• [Records excerpted from a collection]
▶
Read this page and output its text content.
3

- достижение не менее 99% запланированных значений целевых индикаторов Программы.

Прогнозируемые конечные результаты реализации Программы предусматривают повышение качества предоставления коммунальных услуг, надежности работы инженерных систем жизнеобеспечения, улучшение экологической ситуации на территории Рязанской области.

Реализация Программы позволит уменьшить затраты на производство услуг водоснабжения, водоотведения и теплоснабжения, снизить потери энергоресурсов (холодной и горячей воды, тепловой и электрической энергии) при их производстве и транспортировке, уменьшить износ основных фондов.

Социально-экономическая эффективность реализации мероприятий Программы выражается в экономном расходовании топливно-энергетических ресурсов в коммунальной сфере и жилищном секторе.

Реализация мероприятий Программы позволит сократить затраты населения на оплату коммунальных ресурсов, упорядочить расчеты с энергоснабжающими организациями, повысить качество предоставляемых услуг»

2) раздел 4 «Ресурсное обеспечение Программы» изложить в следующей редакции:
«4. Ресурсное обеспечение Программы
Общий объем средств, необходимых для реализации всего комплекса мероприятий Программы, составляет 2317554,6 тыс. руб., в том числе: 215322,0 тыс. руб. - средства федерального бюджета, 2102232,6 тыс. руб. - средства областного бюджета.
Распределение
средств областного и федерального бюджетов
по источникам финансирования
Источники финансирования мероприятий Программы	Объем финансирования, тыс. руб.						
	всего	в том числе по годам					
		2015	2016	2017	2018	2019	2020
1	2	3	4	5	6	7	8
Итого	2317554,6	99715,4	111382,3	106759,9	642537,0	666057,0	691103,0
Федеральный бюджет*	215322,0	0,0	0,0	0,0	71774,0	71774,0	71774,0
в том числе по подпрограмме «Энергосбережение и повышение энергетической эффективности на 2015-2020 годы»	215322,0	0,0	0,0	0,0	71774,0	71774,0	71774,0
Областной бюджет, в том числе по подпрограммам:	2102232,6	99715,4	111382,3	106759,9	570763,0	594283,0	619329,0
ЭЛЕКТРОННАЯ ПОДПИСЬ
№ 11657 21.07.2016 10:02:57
◀
• [STATED PROBLEM] Find the lines containing "услуг" and list every one of them.

• [EXPECTED ANSWER]
Прогнозируемые конечные результаты реализации Программы предусматривают повышение качества предоставления коммунальных услуг, надежности работы инженерных систем жизнеобеспечения, улучшение экологической ситуации на территории Рязанской области.
Реализация Программы позволит уменьшить затраты на производство услуг водоснабжения, водоотведения и теплоснабжения, снизить потери энергоресурсов (холодной и горячей воды, тепловой и электрической энергии) при их производстве и транспортировке, уменьшить износ основных фондов.
Реализация мероприятий Программы позволит сократить затраты населения на оплату коммунальных ресурсов, упорядочить расчеты с энергоснабжающими организациями, повысить качество предоставляемых услуг»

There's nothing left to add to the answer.